## BEGIN

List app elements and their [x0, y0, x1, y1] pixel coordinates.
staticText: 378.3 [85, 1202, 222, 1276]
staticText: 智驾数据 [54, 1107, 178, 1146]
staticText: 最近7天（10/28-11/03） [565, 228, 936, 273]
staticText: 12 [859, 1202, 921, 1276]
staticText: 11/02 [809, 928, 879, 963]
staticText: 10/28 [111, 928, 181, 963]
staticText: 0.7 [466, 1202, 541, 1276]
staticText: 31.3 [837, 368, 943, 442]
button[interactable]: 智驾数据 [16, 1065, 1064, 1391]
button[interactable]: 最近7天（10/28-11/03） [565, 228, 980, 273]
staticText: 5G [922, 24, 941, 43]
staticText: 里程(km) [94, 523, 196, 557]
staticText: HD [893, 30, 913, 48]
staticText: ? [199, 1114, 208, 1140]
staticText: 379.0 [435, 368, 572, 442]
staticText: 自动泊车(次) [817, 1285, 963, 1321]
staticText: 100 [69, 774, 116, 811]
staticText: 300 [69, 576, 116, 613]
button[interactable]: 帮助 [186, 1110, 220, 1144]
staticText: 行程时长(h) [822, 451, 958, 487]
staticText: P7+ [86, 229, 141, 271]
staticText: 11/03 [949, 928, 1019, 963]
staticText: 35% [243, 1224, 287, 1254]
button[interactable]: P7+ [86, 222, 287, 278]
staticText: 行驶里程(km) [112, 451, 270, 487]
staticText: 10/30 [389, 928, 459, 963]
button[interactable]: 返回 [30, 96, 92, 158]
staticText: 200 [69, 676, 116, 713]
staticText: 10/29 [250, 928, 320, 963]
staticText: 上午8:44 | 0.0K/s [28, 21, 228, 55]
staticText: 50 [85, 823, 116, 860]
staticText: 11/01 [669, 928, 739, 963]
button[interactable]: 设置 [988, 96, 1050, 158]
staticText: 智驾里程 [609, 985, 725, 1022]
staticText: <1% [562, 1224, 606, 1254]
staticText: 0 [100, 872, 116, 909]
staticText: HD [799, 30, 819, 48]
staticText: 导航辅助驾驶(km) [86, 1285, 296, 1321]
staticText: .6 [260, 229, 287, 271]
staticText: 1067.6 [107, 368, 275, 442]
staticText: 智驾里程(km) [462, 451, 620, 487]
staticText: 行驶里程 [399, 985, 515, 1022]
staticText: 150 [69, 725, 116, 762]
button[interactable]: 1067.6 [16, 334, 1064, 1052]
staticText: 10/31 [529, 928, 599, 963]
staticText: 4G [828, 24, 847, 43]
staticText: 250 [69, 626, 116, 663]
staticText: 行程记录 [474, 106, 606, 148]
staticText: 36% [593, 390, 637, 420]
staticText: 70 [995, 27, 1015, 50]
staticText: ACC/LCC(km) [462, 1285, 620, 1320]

## END
## BEGIN

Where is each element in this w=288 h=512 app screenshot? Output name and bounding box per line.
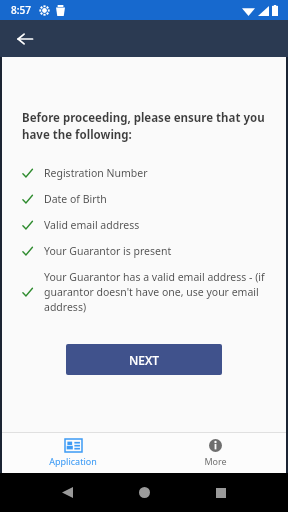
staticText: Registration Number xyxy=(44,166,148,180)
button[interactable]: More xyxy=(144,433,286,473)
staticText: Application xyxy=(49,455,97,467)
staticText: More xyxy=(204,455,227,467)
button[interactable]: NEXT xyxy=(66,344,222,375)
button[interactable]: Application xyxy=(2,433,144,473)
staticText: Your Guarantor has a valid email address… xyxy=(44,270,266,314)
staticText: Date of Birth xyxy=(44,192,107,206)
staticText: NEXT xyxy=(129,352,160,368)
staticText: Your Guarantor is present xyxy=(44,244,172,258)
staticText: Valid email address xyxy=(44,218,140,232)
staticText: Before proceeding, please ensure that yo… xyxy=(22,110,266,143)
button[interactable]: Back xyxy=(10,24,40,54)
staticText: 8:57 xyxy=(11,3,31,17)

## END
## BEGIN

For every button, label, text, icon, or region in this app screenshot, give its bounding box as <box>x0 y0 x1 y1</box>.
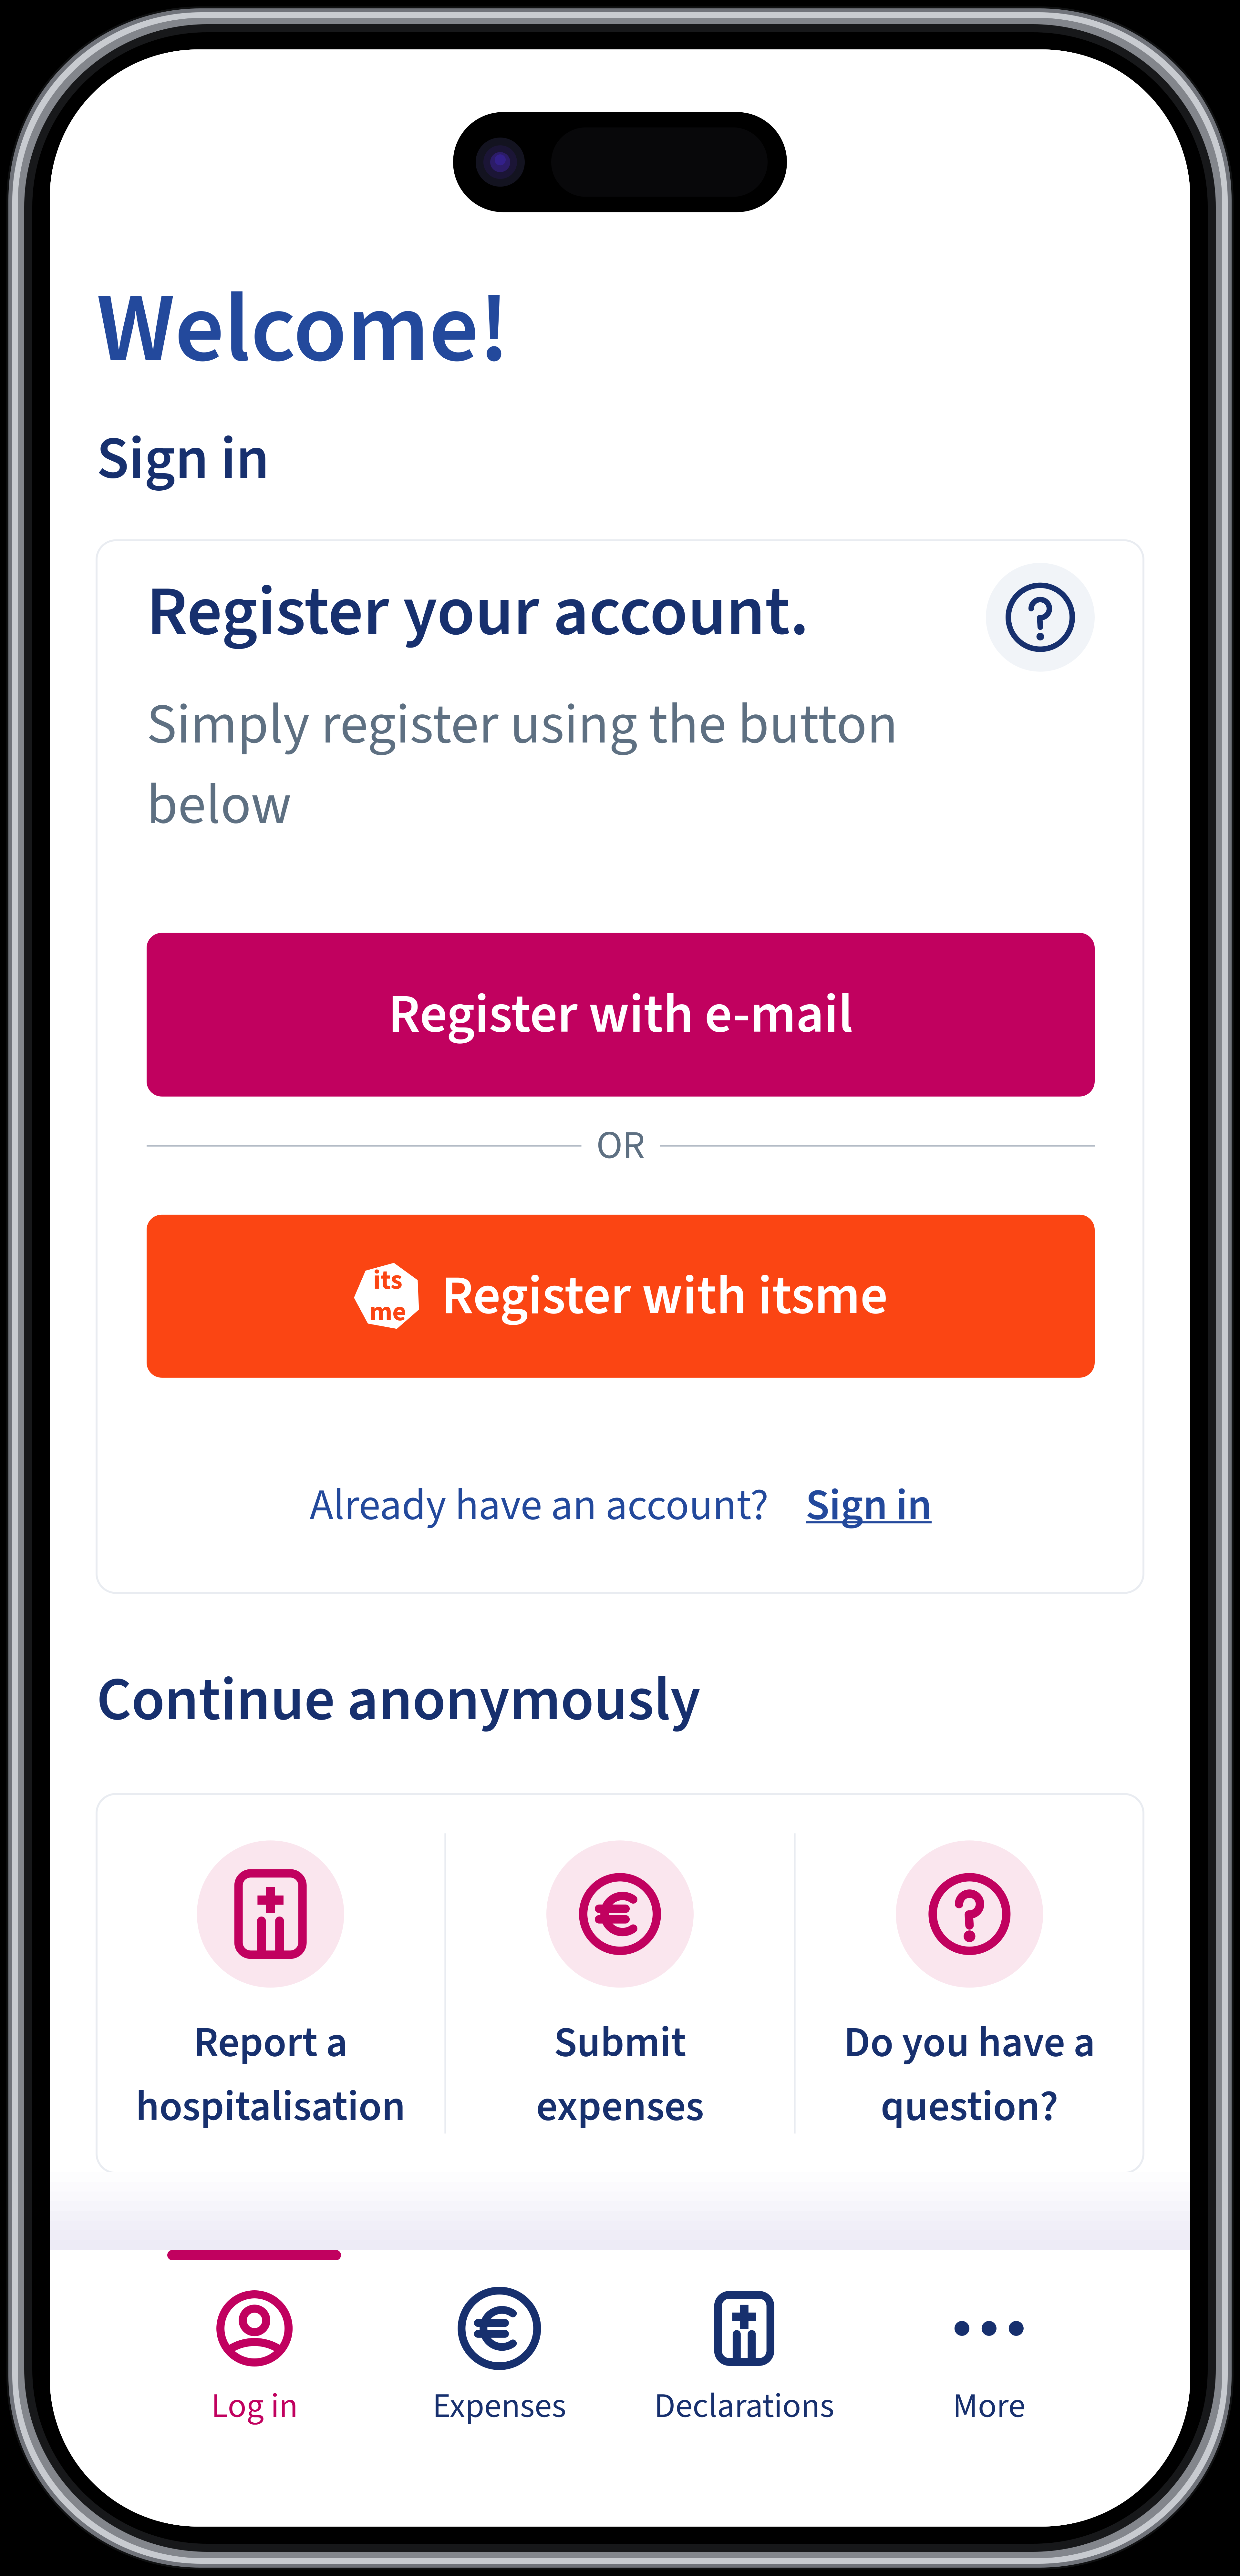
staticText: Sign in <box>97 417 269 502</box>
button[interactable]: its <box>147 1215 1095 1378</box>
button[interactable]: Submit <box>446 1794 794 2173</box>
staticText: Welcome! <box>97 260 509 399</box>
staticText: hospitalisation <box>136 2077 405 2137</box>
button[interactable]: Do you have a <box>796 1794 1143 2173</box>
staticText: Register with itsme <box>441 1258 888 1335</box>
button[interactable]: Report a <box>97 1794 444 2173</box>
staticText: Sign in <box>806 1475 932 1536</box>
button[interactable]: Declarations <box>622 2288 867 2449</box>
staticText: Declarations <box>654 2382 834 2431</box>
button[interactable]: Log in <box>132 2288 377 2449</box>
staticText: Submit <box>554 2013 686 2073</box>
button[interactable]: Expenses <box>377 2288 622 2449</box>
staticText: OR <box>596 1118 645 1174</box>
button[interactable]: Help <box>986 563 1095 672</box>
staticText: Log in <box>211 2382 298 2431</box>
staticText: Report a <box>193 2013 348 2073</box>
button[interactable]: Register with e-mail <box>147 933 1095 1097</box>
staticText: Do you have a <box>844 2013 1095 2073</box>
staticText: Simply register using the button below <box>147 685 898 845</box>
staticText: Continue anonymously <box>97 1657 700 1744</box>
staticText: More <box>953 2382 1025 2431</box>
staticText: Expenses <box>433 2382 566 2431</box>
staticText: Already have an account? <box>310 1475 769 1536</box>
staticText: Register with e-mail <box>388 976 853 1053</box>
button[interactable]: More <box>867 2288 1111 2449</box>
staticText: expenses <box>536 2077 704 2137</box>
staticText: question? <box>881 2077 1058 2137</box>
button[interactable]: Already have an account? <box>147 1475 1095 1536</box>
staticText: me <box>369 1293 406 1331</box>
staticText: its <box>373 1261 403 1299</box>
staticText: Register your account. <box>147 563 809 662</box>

## END

Print the rows again verbatim, beginning at the line that contains "staticText: Registration Number" and stopping after the line that contains "staticText: 8:57 xyxy=(11,3,31,17)".

**The answer:**
staticText: Registration Number xyxy=(44,166,148,180)
button[interactable]: More xyxy=(144,433,286,473)
staticText: Application xyxy=(49,455,97,467)
staticText: More xyxy=(204,455,227,467)
button[interactable]: NEXT xyxy=(66,344,222,375)
button[interactable]: Application xyxy=(2,433,144,473)
staticText: Your Guarantor has a valid email address… xyxy=(44,270,266,314)
staticText: Date of Birth xyxy=(44,192,107,206)
staticText: NEXT xyxy=(129,352,160,368)
staticText: Your Guarantor is present xyxy=(44,244,172,258)
staticText: Valid email address xyxy=(44,218,140,232)
staticText: Before proceeding, please ensure that yo… xyxy=(22,110,266,143)
button[interactable]: Back xyxy=(10,24,40,54)
staticText: 8:57 xyxy=(11,3,31,17)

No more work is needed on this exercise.